The listing is to be printed in full, exactly as given.

*** Opening of Data provided ***

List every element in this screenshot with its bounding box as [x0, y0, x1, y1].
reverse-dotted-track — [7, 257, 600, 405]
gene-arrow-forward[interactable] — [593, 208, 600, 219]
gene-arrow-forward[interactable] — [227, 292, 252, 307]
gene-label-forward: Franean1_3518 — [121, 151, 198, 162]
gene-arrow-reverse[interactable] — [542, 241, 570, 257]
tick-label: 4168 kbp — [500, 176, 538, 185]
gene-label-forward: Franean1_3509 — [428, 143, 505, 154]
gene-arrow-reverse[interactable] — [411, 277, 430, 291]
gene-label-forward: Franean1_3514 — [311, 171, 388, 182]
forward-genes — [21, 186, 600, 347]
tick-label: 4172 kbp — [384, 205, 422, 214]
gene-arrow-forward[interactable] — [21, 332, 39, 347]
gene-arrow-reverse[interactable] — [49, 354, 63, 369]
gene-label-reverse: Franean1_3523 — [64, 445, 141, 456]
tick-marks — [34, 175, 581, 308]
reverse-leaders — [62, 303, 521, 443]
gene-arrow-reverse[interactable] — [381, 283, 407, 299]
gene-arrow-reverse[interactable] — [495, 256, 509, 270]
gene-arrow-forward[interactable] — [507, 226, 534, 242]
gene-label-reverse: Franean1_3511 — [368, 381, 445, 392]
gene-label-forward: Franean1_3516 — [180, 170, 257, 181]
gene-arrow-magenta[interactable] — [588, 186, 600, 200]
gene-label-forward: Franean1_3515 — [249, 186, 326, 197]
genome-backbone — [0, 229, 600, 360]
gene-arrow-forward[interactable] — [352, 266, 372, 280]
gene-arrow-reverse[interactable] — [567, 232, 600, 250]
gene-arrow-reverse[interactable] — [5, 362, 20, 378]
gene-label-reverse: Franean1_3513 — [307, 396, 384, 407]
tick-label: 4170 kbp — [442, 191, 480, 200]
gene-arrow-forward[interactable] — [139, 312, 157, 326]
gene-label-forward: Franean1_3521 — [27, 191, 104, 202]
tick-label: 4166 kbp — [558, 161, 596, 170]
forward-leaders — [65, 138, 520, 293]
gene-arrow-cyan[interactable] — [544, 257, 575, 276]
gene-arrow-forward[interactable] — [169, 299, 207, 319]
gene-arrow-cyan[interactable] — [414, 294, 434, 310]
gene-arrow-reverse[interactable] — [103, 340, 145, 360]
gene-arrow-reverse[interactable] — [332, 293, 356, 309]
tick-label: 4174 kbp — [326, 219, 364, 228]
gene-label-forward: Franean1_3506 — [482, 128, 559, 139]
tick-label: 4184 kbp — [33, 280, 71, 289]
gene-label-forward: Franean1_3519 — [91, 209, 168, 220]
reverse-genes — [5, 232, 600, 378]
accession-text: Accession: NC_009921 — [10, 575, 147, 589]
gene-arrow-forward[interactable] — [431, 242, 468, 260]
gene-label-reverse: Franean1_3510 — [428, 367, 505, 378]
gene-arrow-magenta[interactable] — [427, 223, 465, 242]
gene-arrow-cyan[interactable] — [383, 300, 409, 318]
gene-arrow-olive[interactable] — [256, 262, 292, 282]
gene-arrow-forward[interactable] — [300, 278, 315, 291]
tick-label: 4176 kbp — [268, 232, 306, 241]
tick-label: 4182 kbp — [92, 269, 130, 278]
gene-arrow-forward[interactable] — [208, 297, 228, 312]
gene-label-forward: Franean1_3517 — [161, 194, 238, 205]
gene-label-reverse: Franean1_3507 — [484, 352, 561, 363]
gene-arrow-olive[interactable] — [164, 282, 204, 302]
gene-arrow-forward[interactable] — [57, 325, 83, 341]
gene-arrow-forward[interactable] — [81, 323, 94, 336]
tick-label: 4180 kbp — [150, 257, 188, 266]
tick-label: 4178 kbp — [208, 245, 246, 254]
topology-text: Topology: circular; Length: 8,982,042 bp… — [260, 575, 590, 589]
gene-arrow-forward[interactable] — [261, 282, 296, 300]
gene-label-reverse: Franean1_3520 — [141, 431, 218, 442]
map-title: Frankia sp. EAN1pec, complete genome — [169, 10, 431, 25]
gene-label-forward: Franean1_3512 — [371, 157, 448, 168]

*** Close of Data provided ***

Written reply:
List every element in this screenshot with its bounding box as [x0, y0, x1, y1].
reverse-dotted-track — [7, 257, 600, 405]
gene-arrow-forward[interactable] — [593, 208, 600, 219]
gene-arrow-forward[interactable] — [227, 292, 252, 307]
gene-label-forward: Franean1_3518 — [121, 151, 198, 162]
gene-arrow-reverse[interactable] — [542, 241, 570, 257]
tick-label: 4168 kbp — [500, 176, 538, 185]
gene-label-forward: Franean1_3509 — [428, 143, 505, 154]
gene-arrow-reverse[interactable] — [411, 277, 430, 291]
gene-label-forward: Franean1_3514 — [311, 171, 388, 182]
forward-genes — [21, 186, 600, 347]
tick-label: 4172 kbp — [384, 205, 422, 214]
gene-arrow-forward[interactable] — [21, 332, 39, 347]
gene-arrow-reverse[interactable] — [49, 354, 63, 369]
gene-label-reverse: Franean1_3523 — [64, 445, 141, 456]
tick-marks — [34, 175, 581, 308]
reverse-leaders — [62, 303, 521, 443]
gene-arrow-reverse[interactable] — [381, 283, 407, 299]
gene-arrow-reverse[interactable] — [495, 256, 509, 270]
gene-arrow-forward[interactable] — [507, 226, 534, 242]
gene-label-reverse: Franean1_3511 — [368, 381, 445, 392]
gene-label-forward: Franean1_3516 — [180, 170, 257, 181]
gene-arrow-magenta[interactable] — [588, 186, 600, 200]
gene-label-forward: Franean1_3515 — [249, 186, 326, 197]
genome-backbone — [0, 229, 600, 360]
gene-arrow-forward[interactable] — [352, 266, 372, 280]
gene-arrow-reverse[interactable] — [567, 232, 600, 250]
gene-arrow-reverse[interactable] — [5, 362, 20, 378]
gene-label-reverse: Franean1_3513 — [307, 396, 384, 407]
tick-label: 4170 kbp — [442, 191, 480, 200]
gene-arrow-forward[interactable] — [139, 312, 157, 326]
gene-label-forward: Franean1_3521 — [27, 191, 104, 202]
tick-label: 4166 kbp — [558, 161, 596, 170]
forward-leaders — [65, 138, 520, 293]
gene-arrow-cyan[interactable] — [544, 257, 575, 276]
gene-arrow-forward[interactable] — [169, 299, 207, 319]
gene-arrow-cyan[interactable] — [414, 294, 434, 310]
gene-arrow-reverse[interactable] — [103, 340, 145, 360]
gene-arrow-reverse[interactable] — [332, 293, 356, 309]
tick-label: 4174 kbp — [326, 219, 364, 228]
gene-label-forward: Franean1_3506 — [482, 128, 559, 139]
tick-label: 4184 kbp — [33, 280, 71, 289]
gene-label-forward: Franean1_3519 — [91, 209, 168, 220]
reverse-genes — [5, 232, 600, 378]
accession-text: Accession: NC_009921 — [10, 575, 147, 589]
gene-arrow-forward[interactable] — [431, 242, 468, 260]
gene-label-reverse: Franean1_3510 — [428, 367, 505, 378]
gene-arrow-magenta[interactable] — [427, 223, 465, 242]
gene-arrow-cyan[interactable] — [383, 300, 409, 318]
gene-arrow-olive[interactable] — [256, 262, 292, 282]
gene-arrow-forward[interactable] — [300, 278, 315, 291]
tick-label: 4176 kbp — [268, 232, 306, 241]
tick-label: 4182 kbp — [92, 269, 130, 278]
gene-arrow-forward[interactable] — [208, 297, 228, 312]
gene-label-forward: Franean1_3517 — [161, 194, 238, 205]
gene-label-reverse: Franean1_3507 — [484, 352, 561, 363]
gene-arrow-olive[interactable] — [164, 282, 204, 302]
gene-arrow-forward[interactable] — [57, 325, 83, 341]
gene-arrow-forward[interactable] — [81, 323, 94, 336]
tick-label: 4180 kbp — [150, 257, 188, 266]
tick-label: 4178 kbp — [208, 245, 246, 254]
topology-text: Topology: circular; Length: 8,982,042 bp… — [260, 575, 590, 589]
gene-arrow-forward[interactable] — [261, 282, 296, 300]
gene-label-reverse: Franean1_3520 — [141, 431, 218, 442]
map-title: Frankia sp. EAN1pec, complete genome — [169, 10, 431, 25]
gene-label-forward: Franean1_3512 — [371, 157, 448, 168]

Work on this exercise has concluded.